[BEGIN Exercise inputs]

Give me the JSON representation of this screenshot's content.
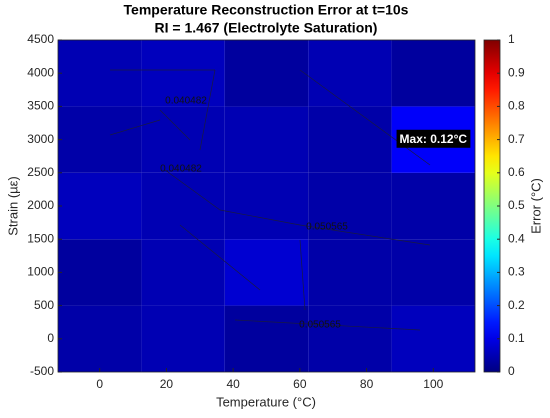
{
  "chart_data": {
    "type": "heatmap",
    "title": "Temperature Reconstruction Error at t=10s",
    "subtitle": "RI = 1.467 (Electrolyte Saturation)",
    "x_label": "Temperature (°C)",
    "y_label": "Strain (µε)",
    "colorbar_label": "Error (°C)",
    "x": [
      0,
      25,
      50,
      75,
      100
    ],
    "y": [
      0,
      1000,
      2000,
      3000,
      4000
    ],
    "z": [
      [
        0.04,
        0.05,
        0.03,
        0.04,
        0.06
      ],
      [
        0.03,
        0.05,
        0.08,
        0.04,
        0.04
      ],
      [
        0.06,
        0.05,
        0.05,
        0.04,
        0.04
      ],
      [
        0.04,
        0.05,
        0.05,
        0.04,
        0.12
      ],
      [
        0.05,
        0.06,
        0.03,
        0.05,
        0.03
      ]
    ],
    "colormap": "jet",
    "xlim": [
      -12.5,
      112.5
    ],
    "ylim": [
      -500,
      4500
    ],
    "xticks": [
      0,
      20,
      40,
      60,
      80,
      100
    ],
    "yticks": [
      -500,
      0,
      500,
      1000,
      1500,
      2000,
      2500,
      3000,
      3500,
      4000,
      4500
    ],
    "clim": [
      0,
      1
    ],
    "cticks": [
      0,
      0.1,
      0.2,
      0.3,
      0.4,
      0.5,
      0.6,
      0.7,
      0.8,
      0.9,
      1
    ],
    "contour_labels": [
      "0.040482",
      "0.050565"
    ],
    "annotation": {
      "text": "Max: 0.12°C",
      "x": 100,
      "y": 3000
    }
  }
}
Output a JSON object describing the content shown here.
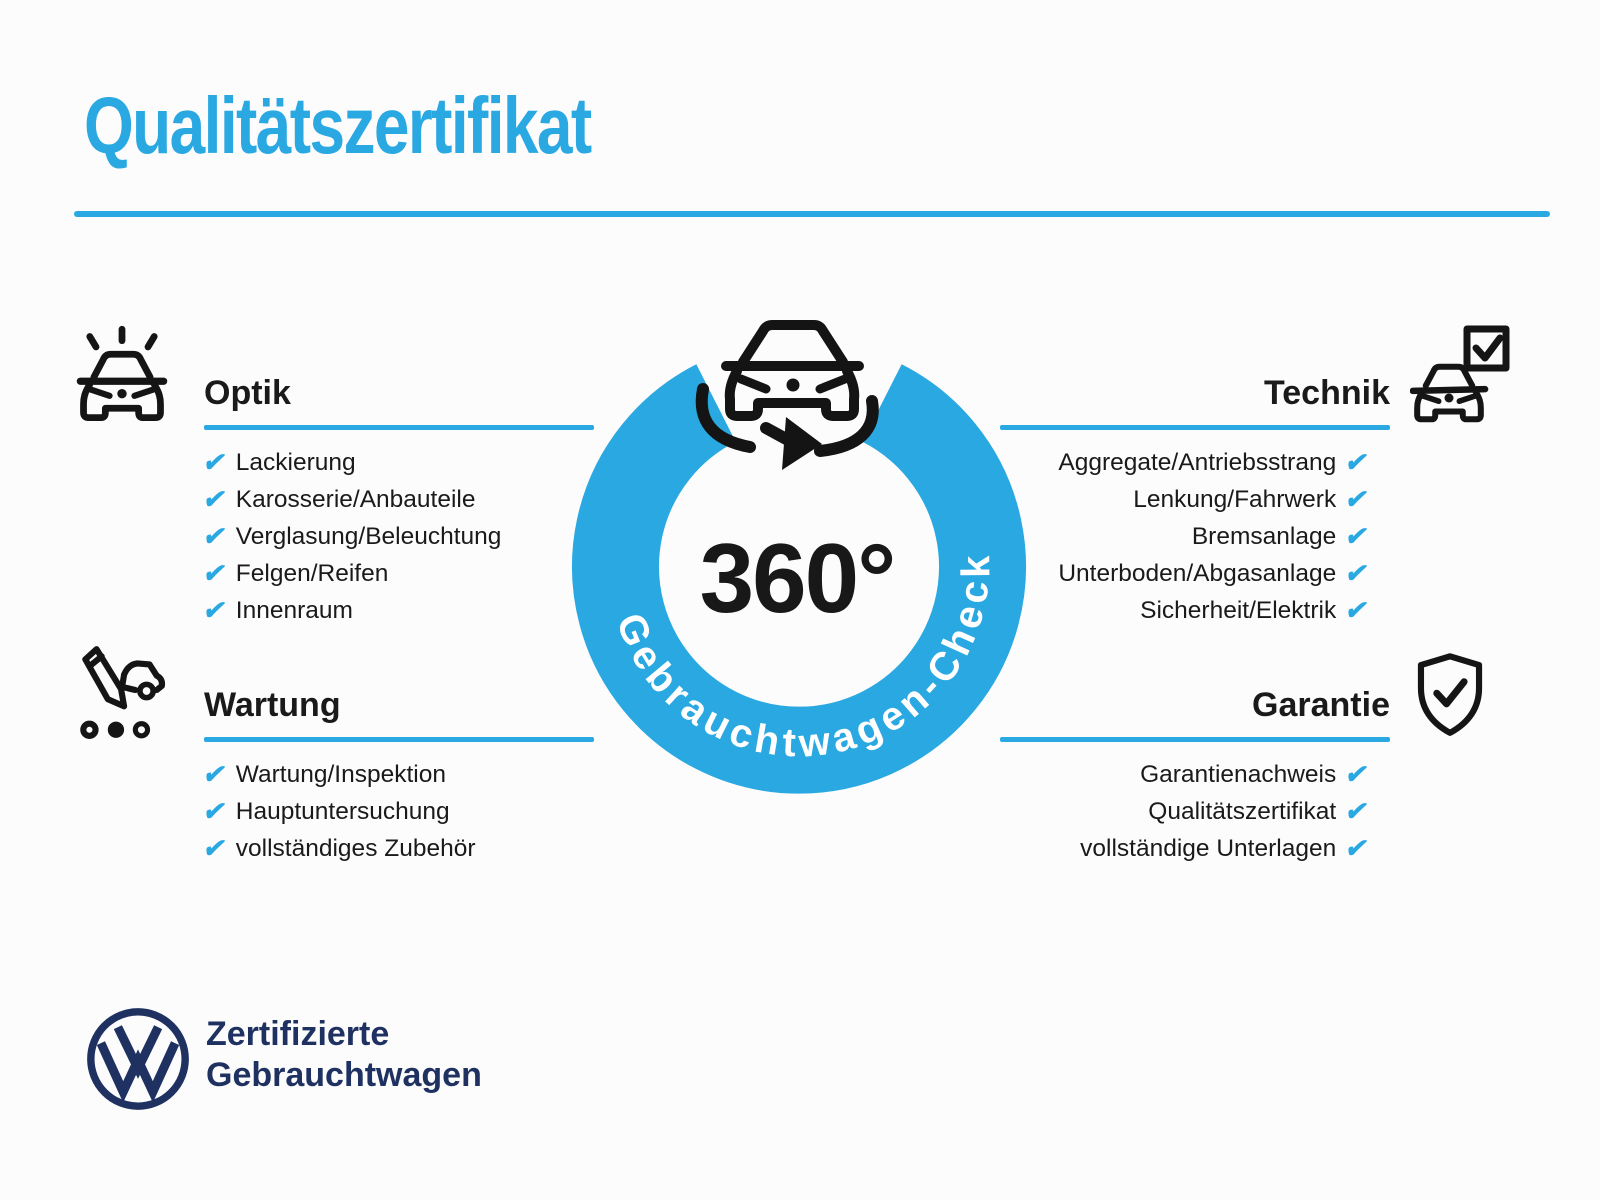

[END Exercise inputs]

#### Written request:
Pull every line containing "content" out of the records.

#### Correct answer:
Give me the JSON representation of this screenshot's content.
Output a JSON object describing the content shown here.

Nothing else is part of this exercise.